* BEGIN ROWS *
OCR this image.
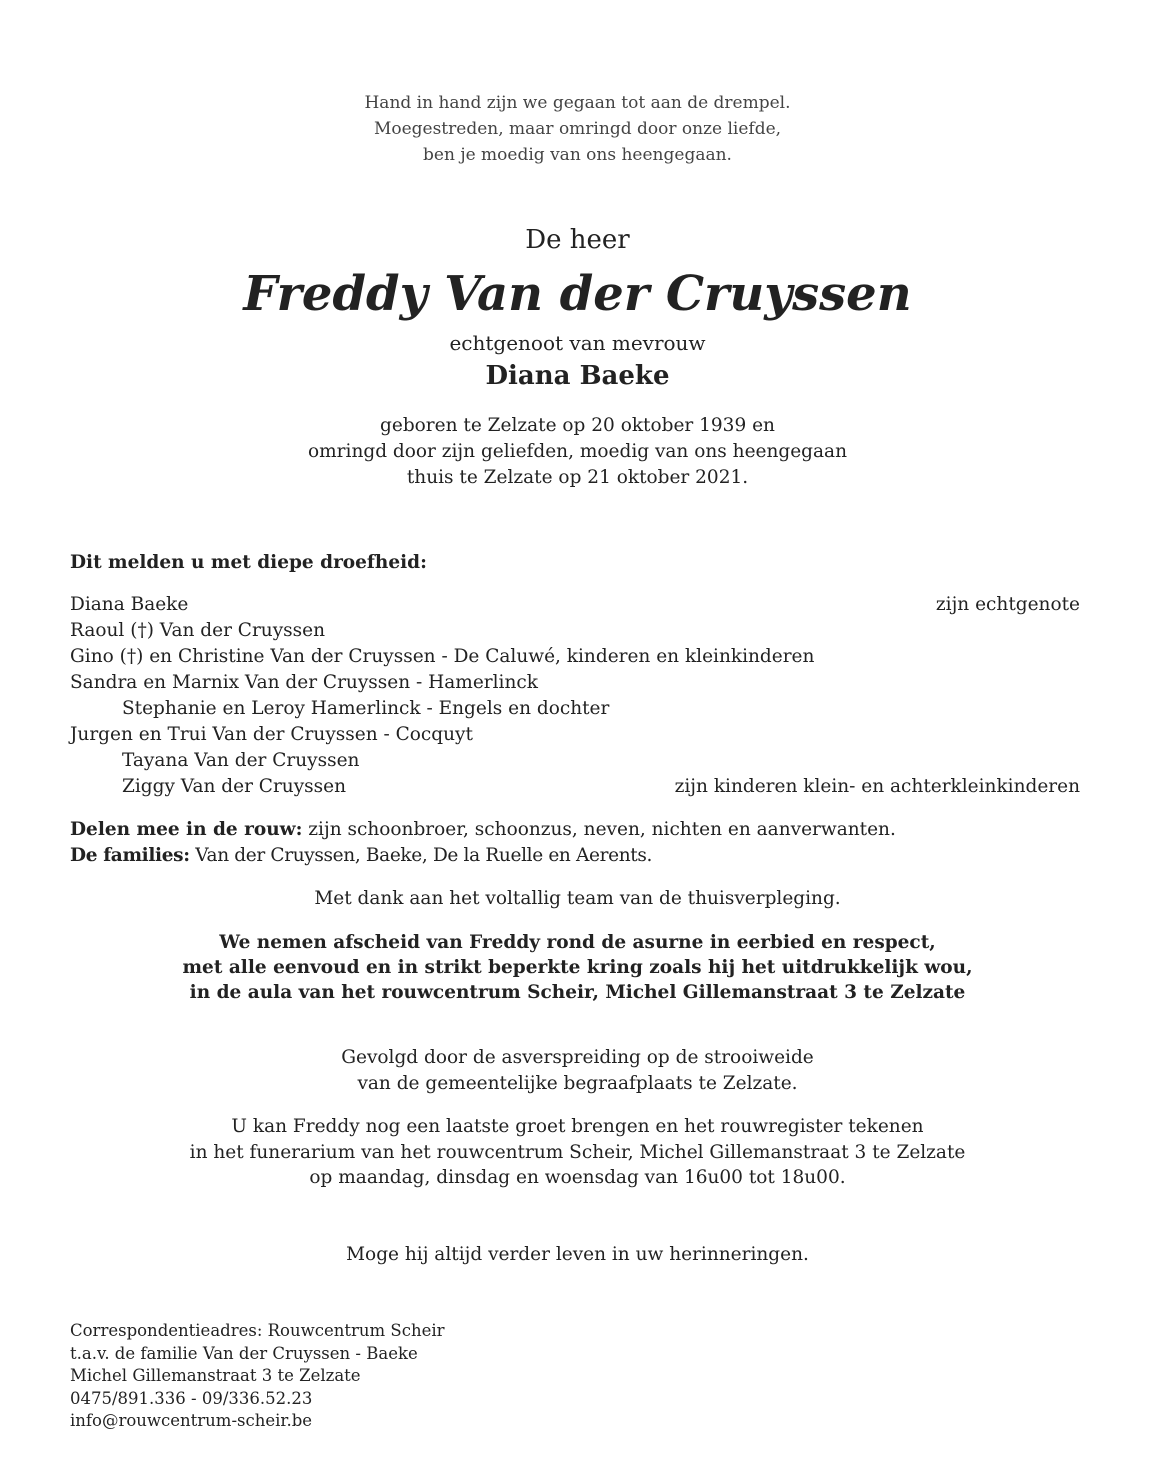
Hand in hand zijn we gegaan tot aan de drempel.

Moegestreden, maar omringd door onze liefde,

ben je moedig van ons heengegaan.

De heer

Freddy Van der Cruyssen

echtgenoot van mevrouw

Diana Baeke

geboren te Zelzate op 20 oktober 1939 en

omringd door zijn geliefden, moedig van ons heengegaan

thuis te Zelzate op 21 oktober 2021.

Dit melden u met diepe droefheid:

Diana Baeke	zijn echtgenote
Raoul (†) Van der Cruyssen
Gino (†) en Christine Van der Cruyssen - De Caluwé, kinderen en kleinkinderen
Sandra en Marnix Van der Cruyssen - Hamerlinck
Stephanie en Leroy Hamerlinck - Engels en dochter
Jurgen en Trui Van der Cruyssen - Cocquyt
Tayana Van der Cruyssen
Ziggy Van der Cruyssen	zijn kinderen klein- en achterkleinkinderen

Delen mee in de rouw: zijn schoonbroer, schoonzus, neven, nichten en aanverwanten.

De families: Van der Cruyssen, Baeke, De la Ruelle en Aerents.

Met dank aan het voltallig team van de thuisverpleging.

We nemen afscheid van Freddy rond de asurne in eerbied en respect,

met alle eenvoud en in strikt beperkte kring zoals hij het uitdrukkelijk wou,

in de aula van het rouwcentrum Scheir, Michel Gillemanstraat 3 te Zelzate

Gevolgd door de asverspreiding op de strooiweide

van de gemeentelijke begraafplaats te Zelzate.

U kan Freddy nog een laatste groet brengen en het rouwregister tekenen

in het funerarium van het rouwcentrum Scheir, Michel Gillemanstraat 3 te Zelzate

op maandag, dinsdag en woensdag van 16u00 tot 18u00.

Moge hij altijd verder leven in uw herinneringen.

Correspondentieadres: Rouwcentrum Scheir

t.a.v. de familie Van der Cruyssen - Baeke

Michel Gillemanstraat 3 te Zelzate

0475/891.336 - 09/336.52.23

info@rouwcentrum-scheir.be
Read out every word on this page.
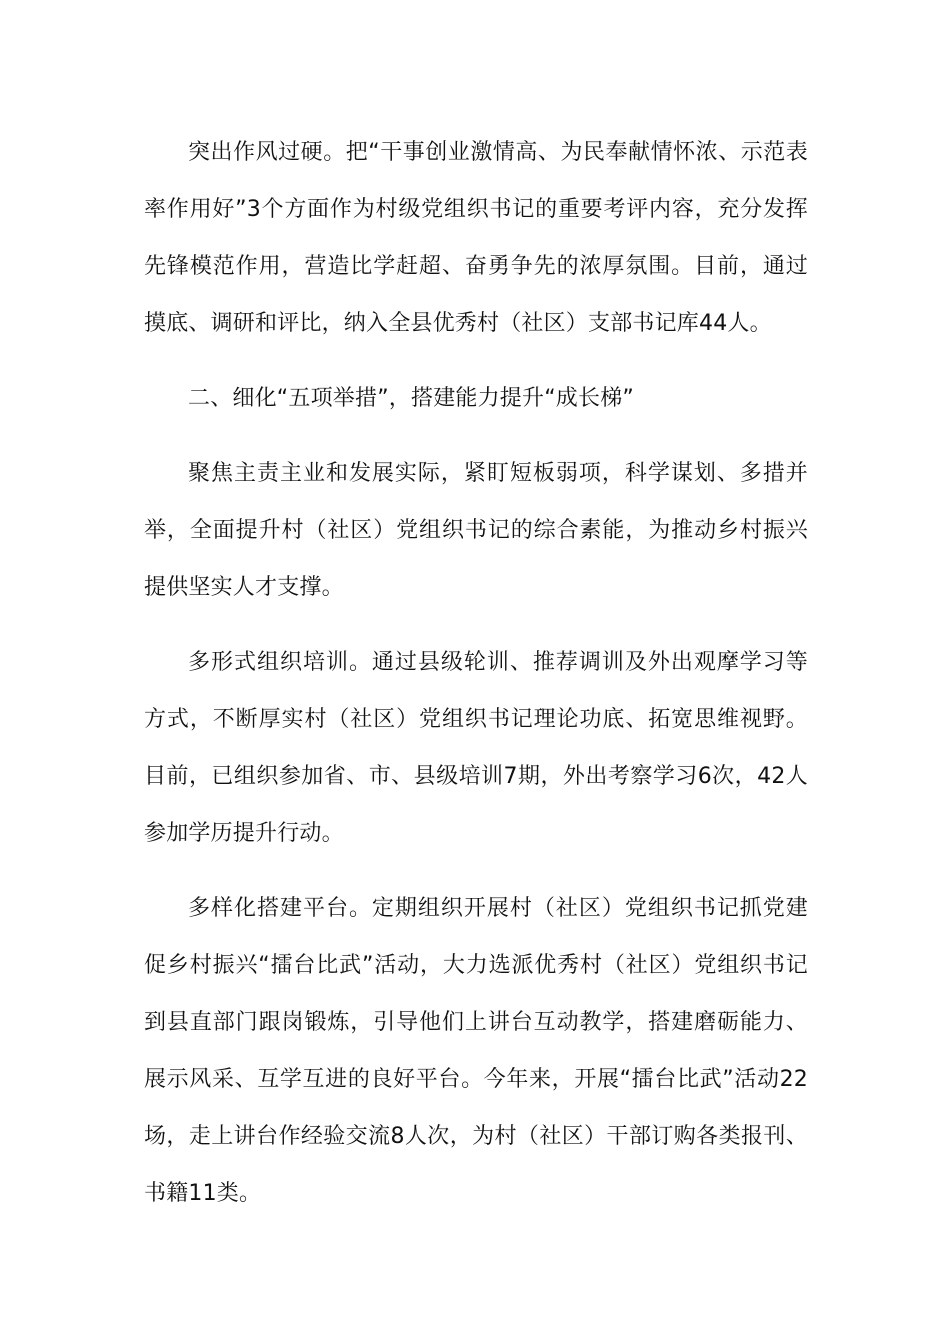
突出作风过硬。把“干事创业激情高、为民奉献情怀浓、示范表率作用好”3个方面作为村级党组织书记的重要考评内容，充分发挥先锋模范作用，营造比学赶超、奋勇争先的浓厚氛围。目前，通过摸底、调研和评比，纳入全县优秀村（社区）支部书记库44人。

二、细化“五项举措”，搭建能力提升“成长梯”

聚焦主责主业和发展实际，紧盯短板弱项，科学谋划、多措并举，全面提升村（社区）党组织书记的综合素能，为推动乡村振兴提供坚实人才支撑。

多形式组织培训。通过县级轮训、推荐调训及外出观摩学习等方式，不断厚实村（社区）党组织书记理论功底、拓宽思维视野。目前，已组织参加省、市、县级培训7期，外出考察学习6次，42人参加学历提升行动。

多样化搭建平台。定期组织开展村（社区）党组织书记抓党建促乡村振兴“擂台比武”活动，大力选派优秀村（社区）党组织书记到县直部门跟岗锻炼，引导他们上讲台互动教学，搭建磨砺能力、展示风采、互学互进的良好平台。今年来，开展“擂台比武”活动22场，走上讲台作经验交流8人次，为村（社区）干部订购各类报刊、书籍11类。
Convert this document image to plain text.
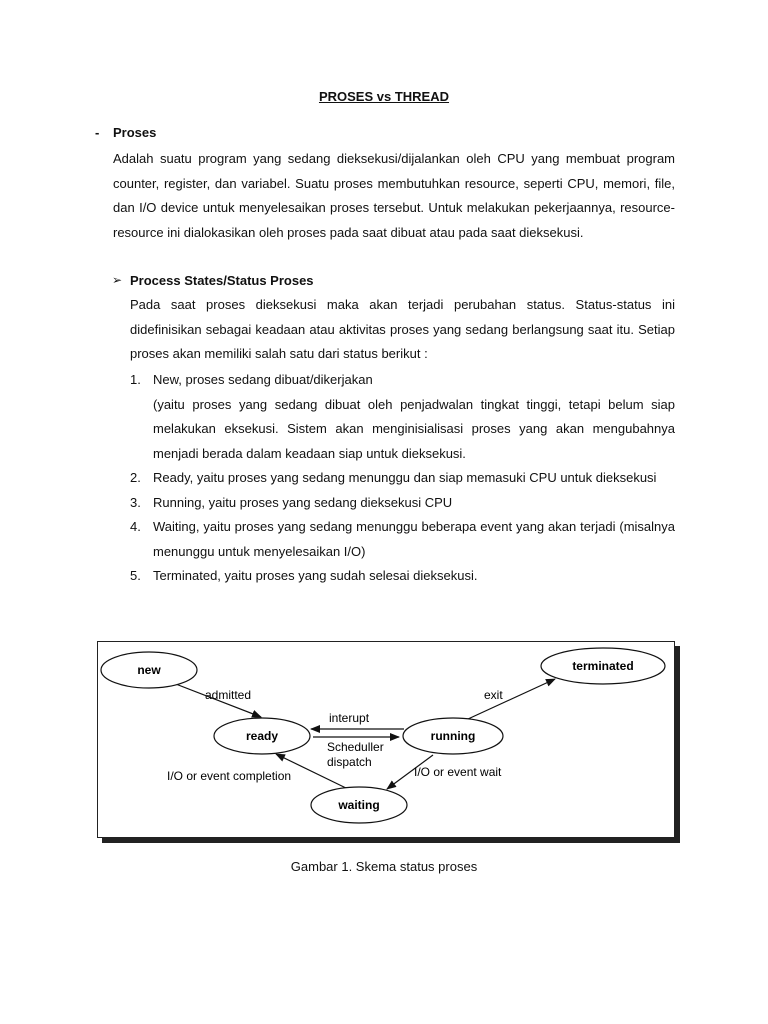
PROSES vs THREAD
- Proses

Adalah suatu program yang sedang dieksekusi/dijalankan oleh CPU yang membuat program counter, register, dan variabel. Suatu proses membutuhkan resource, seperti CPU, memori, file, dan I/O device untuk menyelesaikan proses tersebut. Untuk melakukan pekerjaannya, resource-resource ini dialokasikan oleh proses pada saat dibuat atau pada saat dieksekusi.

➢ Process States/Status Proses

Pada saat proses dieksekusi maka akan terjadi perubahan status. Status-status ini didefinisikan sebagai keadaan atau aktivitas proses yang sedang berlangsung saat itu. Setiap proses akan memiliki salah satu dari status berikut :

1. New, proses sedang dibuat/dikerjakan
(yaitu proses yang sedang dibuat oleh penjadwalan tingkat tinggi, tetapi belum siap melakukan eksekusi. Sistem akan menginisialisasi proses yang akan mengubahnya menjadi berada dalam keadaan siap untuk dieksekusi.
2. Ready, yaitu proses yang sedang menunggu dan siap memasuki CPU untuk dieksekusi
3. Running, yaitu proses yang sedang dieksekusi CPU
4. Waiting, yaitu proses yang sedang menunggu beberapa event yang akan terjadi (misalnya menunggu untuk menyelesaikan I/O)
5. Terminated, yaitu proses yang sudah selesai dieksekusi.
new
ready	running
waiting
terminated
admitted
interupt
Scheduller
dispatch
exit
I/O or event wait
I/O or event completion
Gambar 1. Skema status proses
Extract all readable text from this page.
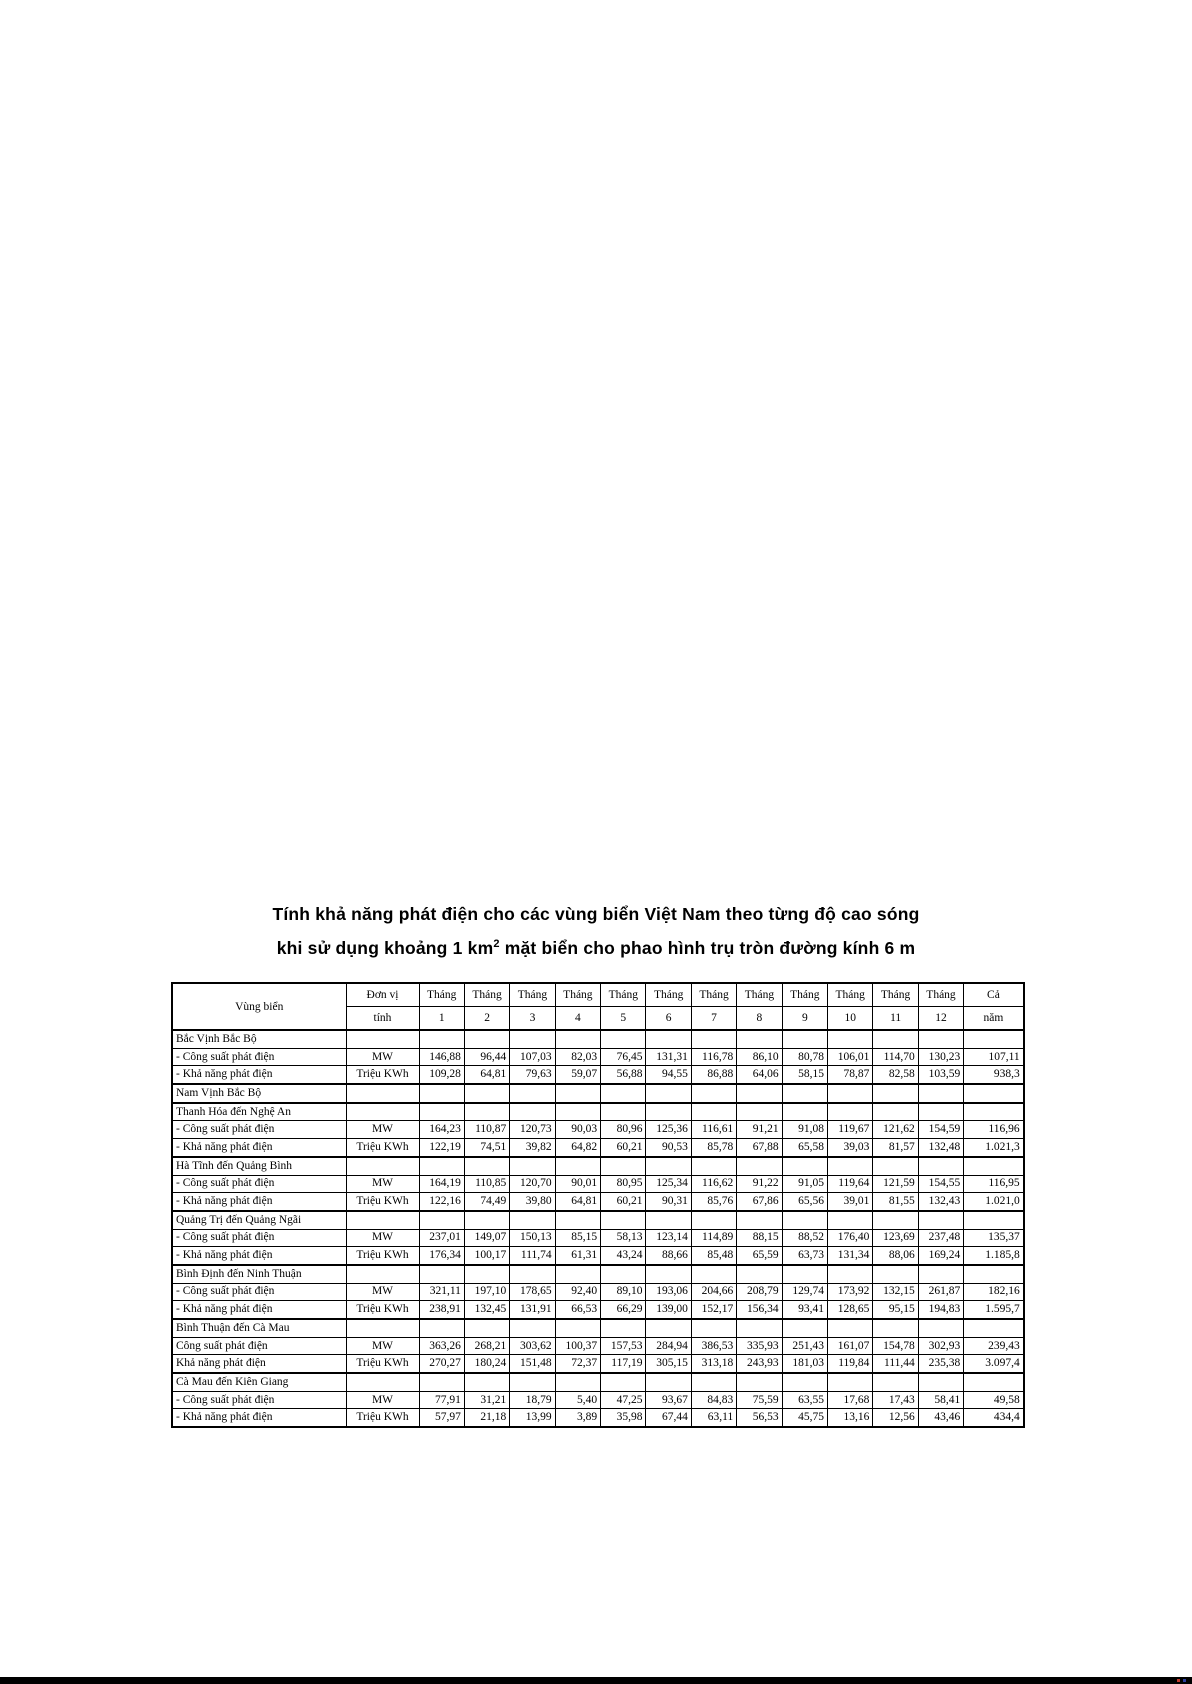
Tính khả năng phát điện cho các vùng biển Việt Nam theo từng độ cao sóng
khi sử dụng khoảng 1 $km^2$ mặt biển cho phao hình trụ tròn đường kính 6 m
Vùng biển	Đơn vị	Tháng	Tháng	Tháng	Tháng	Tháng	Tháng	Tháng	Tháng	Tháng	Tháng	Tháng	Tháng	Cả
	tính	1	2	3	4	5	6	7	8	9	10	11	12	năm
Bắc Vịnh Bắc Bộ														
- Công suất phát điện	MW	146,88	96,44	107,03	82,03	76,45	131,31	116,78	86,10	80,78	106,01	114,70	130,23	107,11
- Khả năng phát điện	Triệu KWh	109,28	64,81	79,63	59,07	56,88	94,55	86,88	64,06	58,15	78,87	82,58	103,59	938,3
Nam Vịnh Bắc Bộ														
Thanh Hóa đến Nghệ An														
- Công suất phát điện	MW	164,23	110,87	120,73	90,03	80,96	125,36	116,61	91,21	91,08	119,67	121,62	154,59	116,96
- Khả năng phát điện	Triệu KWh	122,19	74,51	39,82	64,82	60,21	90,53	85,78	67,88	65,58	39,03	81,57	132,48	1.021,3
Hà Tĩnh đến Quảng Bình														
- Công suất phát điện	MW	164,19	110,85	120,70	90,01	80,95	125,34	116,62	91,22	91,05	119,64	121,59	154,55	116,95
- Khả năng phát điện	Triệu KWh	122,16	74,49	39,80	64,81	60,21	90,31	85,76	67,86	65,56	39,01	81,55	132,43	1.021,0
Quảng Trị đến Quảng Ngãi														
- Công suất phát điện	MW	237,01	149,07	150,13	85,15	58,13	123,14	114,89	88,15	88,52	176,40	123,69	237,48	135,37
- Khả năng phát điện	Triệu KWh	176,34	100,17	111,74	61,31	43,24	88,66	85,48	65,59	63,73	131,34	88,06	169,24	1.185,8
Bình Định đến Ninh Thuận														
- Công suất phát điện	MW	321,11	197,10	178,65	92,40	89,10	193,06	204,66	208,79	129,74	173,92	132,15	261,87	182,16
- Khả năng phát điện	Triệu KWh	238,91	132,45	131,91	66,53	66,29	139,00	152,17	156,34	93,41	128,65	95,15	194,83	1.595,7
Bình Thuận đến Cà Mau														
Công suất phát điện	MW	363,26	268,21	303,62	100,37	157,53	284,94	386,53	335,93	251,43	161,07	154,78	302,93	239,43
Khả năng phát điện	Triệu KWh	270,27	180,24	151,48	72,37	117,19	305,15	313,18	243,93	181,03	119,84	111,44	235,38	3.097,4
Cà Mau đến Kiên Giang														
- Công suất phát điện	MW	77,91	31,21	18,79	5,40	47,25	93,67	84,83	75,59	63,55	17,68	17,43	58,41	49,58
- Khả năng phát điện	Triệu KWh	57,97	21,18	13,99	3,89	35,98	67,44	63,11	56,53	45,75	13,16	12,56	43,46	434,4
* END ROWS *
SHORT EXERCISE: From the entries above, copy every line containing the word "keadaan".

SOLUTION TO THE PROBLEM:
Pada saat proses dieksekusi maka akan terjadi perubahan status. Status-status ini didefinisikan sebagai keadaan atau aktivitas proses yang sedang berlangsung saat itu. Setiap proses akan memiliki salah satu dari status berikut :
(yaitu proses yang sedang dibuat oleh penjadwalan tingkat tinggi, tetapi belum siap melakukan eksekusi. Sistem akan menginisialisasi proses yang akan mengubahnya menjadi berada dalam keadaan siap untuk dieksekusi.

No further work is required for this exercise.